::: Given data

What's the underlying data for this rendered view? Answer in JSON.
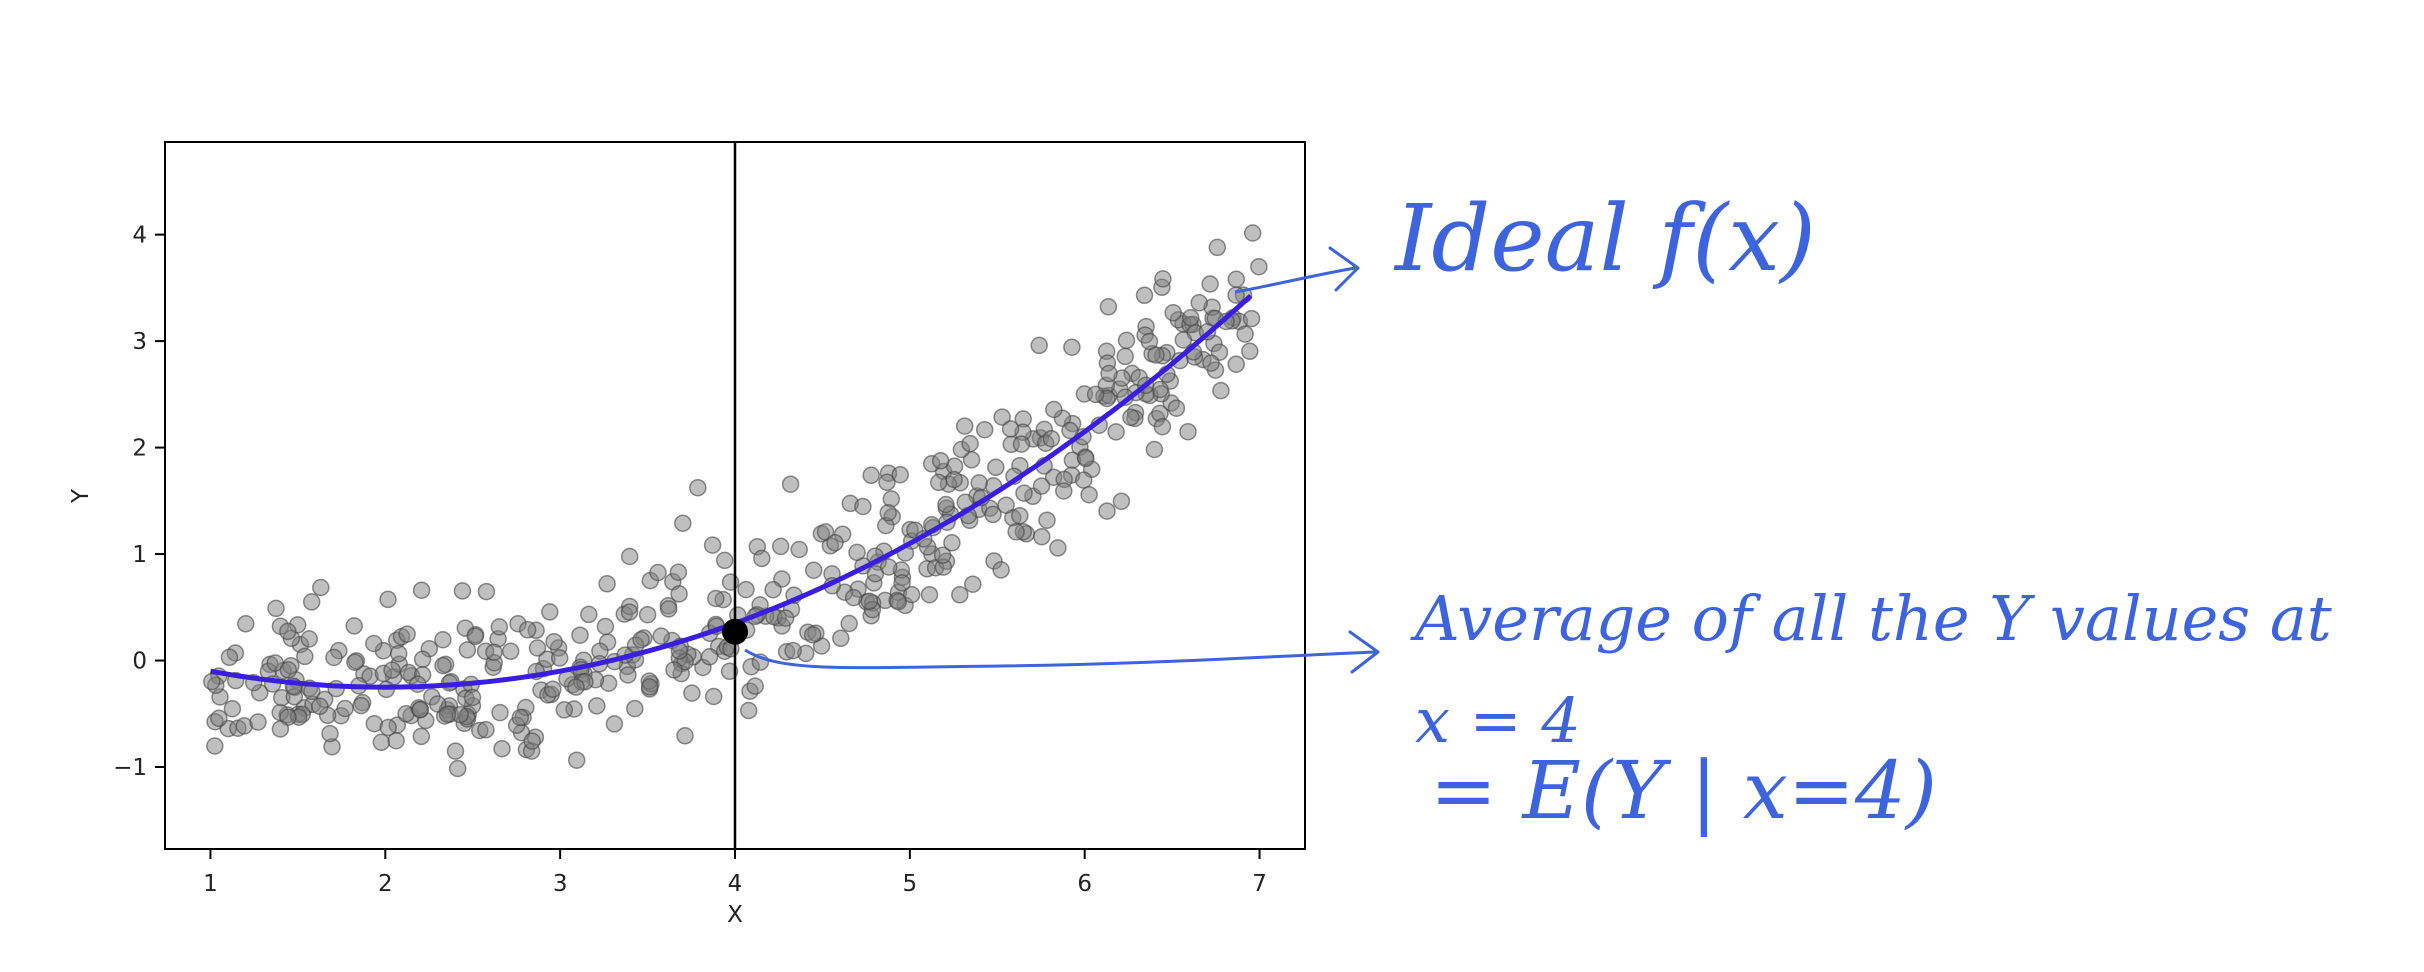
{
  "chart_data": {
    "type": "scatter",
    "title": "",
    "xlabel": "X",
    "ylabel": "Y",
    "xlim": [
      0.74,
      7.26
    ],
    "ylim": [
      -1.77,
      4.87
    ],
    "xticks": [
      1,
      2,
      3,
      4,
      5,
      6,
      7
    ],
    "yticks": [
      -1,
      0,
      1,
      2,
      3,
      4
    ],
    "xtick_labels": [
      "1",
      "2",
      "3",
      "4",
      "5",
      "6",
      "7"
    ],
    "ytick_labels": [
      "−1",
      "0",
      "1",
      "2",
      "3",
      "4"
    ],
    "grid": false,
    "point_color": "#808080",
    "curve_color": "#3b1de0",
    "annotation_color": "#3d63dd",
    "scatter_x_range": [
      1.0,
      7.0
    ],
    "scatter_count": 500,
    "ideal_curve": {
      "x_range": [
        1.0,
        6.95
      ],
      "formula": "0.15*x^2 - 0.6*x + 0.35"
    },
    "vline_x": 4,
    "highlight_point": {
      "x": 4.0,
      "y": 0.27
    },
    "annotations": {
      "ideal": "Ideal f(x)",
      "average_line1": "Average of all the Y values at",
      "average_line2": "x = 4",
      "average_line3": "=   E(Y | x=4)"
    }
  }
}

::::::

Brief | Write the full listing out again with every line unchanged, but include no pictures.

Answer to the problem |
What's the underlying data for this rendered view? Answer in JSON.
{
  "chart_data": {
    "type": "scatter",
    "title": "",
    "xlabel": "X",
    "ylabel": "Y",
    "xlim": [
      0.74,
      7.26
    ],
    "ylim": [
      -1.77,
      4.87
    ],
    "xticks": [
      1,
      2,
      3,
      4,
      5,
      6,
      7
    ],
    "yticks": [
      -1,
      0,
      1,
      2,
      3,
      4
    ],
    "xtick_labels": [
      "1",
      "2",
      "3",
      "4",
      "5",
      "6",
      "7"
    ],
    "ytick_labels": [
      "−1",
      "0",
      "1",
      "2",
      "3",
      "4"
    ],
    "grid": false,
    "point_color": "#808080",
    "curve_color": "#3b1de0",
    "annotation_color": "#3d63dd",
    "scatter_x_range": [
      1.0,
      7.0
    ],
    "scatter_count": 500,
    "ideal_curve": {
      "x_range": [
        1.0,
        6.95
      ],
      "formula": "0.15*x^2 - 0.6*x + 0.35"
    },
    "vline_x": 4,
    "highlight_point": {
      "x": 4.0,
      "y": 0.27
    },
    "annotations": {
      "ideal": "Ideal f(x)",
      "average_line1": "Average of all the Y values at",
      "average_line2": "x = 4",
      "average_line3": "=   E(Y | x=4)"
    }
  }
}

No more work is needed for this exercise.